GIVEN INSTRUCTION
Copy each line of the records that holds the string "Nucleation".

== == ==

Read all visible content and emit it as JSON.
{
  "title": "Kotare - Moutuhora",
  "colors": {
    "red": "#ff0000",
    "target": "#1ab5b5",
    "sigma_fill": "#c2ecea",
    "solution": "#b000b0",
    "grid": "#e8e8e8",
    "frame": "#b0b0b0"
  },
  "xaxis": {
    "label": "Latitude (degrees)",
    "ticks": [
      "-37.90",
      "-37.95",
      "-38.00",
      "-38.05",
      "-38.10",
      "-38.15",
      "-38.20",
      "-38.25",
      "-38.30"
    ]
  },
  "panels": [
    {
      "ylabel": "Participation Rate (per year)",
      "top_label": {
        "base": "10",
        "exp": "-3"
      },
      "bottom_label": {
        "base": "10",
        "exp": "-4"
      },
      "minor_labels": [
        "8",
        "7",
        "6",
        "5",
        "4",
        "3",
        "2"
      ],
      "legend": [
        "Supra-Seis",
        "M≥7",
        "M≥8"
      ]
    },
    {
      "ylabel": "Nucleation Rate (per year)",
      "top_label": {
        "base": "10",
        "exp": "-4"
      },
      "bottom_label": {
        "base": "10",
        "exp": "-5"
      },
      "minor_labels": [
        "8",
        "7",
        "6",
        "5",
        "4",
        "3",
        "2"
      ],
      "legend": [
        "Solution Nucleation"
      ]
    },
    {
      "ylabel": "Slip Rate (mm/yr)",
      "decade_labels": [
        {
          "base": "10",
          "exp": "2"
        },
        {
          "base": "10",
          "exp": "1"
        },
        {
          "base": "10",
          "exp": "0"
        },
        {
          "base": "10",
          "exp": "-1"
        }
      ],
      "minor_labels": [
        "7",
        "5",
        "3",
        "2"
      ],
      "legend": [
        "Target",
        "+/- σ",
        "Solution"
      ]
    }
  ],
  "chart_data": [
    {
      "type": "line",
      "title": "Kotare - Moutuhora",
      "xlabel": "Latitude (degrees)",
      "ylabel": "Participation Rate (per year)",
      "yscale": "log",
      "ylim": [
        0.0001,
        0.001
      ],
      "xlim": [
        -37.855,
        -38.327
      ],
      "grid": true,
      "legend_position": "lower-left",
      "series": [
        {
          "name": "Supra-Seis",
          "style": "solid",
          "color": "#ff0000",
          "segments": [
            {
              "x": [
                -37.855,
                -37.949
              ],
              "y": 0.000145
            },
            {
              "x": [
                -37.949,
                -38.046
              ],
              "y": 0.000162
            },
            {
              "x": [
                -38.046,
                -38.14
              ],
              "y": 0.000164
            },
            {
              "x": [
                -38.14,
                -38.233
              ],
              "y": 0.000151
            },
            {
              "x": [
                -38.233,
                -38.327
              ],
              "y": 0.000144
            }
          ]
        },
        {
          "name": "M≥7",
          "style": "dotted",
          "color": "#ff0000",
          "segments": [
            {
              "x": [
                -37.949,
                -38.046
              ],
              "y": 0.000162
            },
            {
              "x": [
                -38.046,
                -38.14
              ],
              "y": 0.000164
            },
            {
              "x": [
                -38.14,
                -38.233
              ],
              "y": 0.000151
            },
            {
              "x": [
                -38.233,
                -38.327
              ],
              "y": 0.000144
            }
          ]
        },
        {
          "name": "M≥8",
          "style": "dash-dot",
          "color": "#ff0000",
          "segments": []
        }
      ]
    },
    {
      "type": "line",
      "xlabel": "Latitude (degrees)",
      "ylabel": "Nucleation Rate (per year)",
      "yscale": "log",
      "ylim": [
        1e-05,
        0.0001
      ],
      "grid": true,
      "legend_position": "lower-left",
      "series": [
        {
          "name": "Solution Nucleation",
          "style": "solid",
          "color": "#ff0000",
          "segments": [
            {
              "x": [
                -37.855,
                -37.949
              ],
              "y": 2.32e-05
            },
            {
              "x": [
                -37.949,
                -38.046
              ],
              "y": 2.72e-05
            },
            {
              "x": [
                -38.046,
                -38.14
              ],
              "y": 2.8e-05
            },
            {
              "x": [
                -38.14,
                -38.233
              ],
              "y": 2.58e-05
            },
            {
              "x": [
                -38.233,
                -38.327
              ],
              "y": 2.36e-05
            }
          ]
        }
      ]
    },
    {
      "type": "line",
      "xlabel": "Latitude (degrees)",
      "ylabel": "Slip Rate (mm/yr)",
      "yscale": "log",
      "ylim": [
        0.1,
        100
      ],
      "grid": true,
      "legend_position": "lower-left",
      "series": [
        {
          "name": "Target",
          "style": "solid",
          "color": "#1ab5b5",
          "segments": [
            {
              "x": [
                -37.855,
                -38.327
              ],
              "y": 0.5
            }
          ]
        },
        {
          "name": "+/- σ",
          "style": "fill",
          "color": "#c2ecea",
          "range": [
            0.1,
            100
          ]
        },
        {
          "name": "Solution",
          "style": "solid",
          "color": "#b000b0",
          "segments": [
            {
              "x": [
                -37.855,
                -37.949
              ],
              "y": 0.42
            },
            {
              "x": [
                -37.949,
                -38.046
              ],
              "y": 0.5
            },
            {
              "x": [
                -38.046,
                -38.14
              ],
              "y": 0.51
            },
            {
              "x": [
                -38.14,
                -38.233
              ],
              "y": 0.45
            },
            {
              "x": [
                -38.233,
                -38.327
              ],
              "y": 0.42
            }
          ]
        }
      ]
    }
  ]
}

== == ==

RESULT FOR THIS TASK
      "ylabel": "Nucleation Rate (per year)",
        "Solution Nucleation"
      "ylabel": "Nucleation Rate (per year)",
          "name": "Solution Nucleation",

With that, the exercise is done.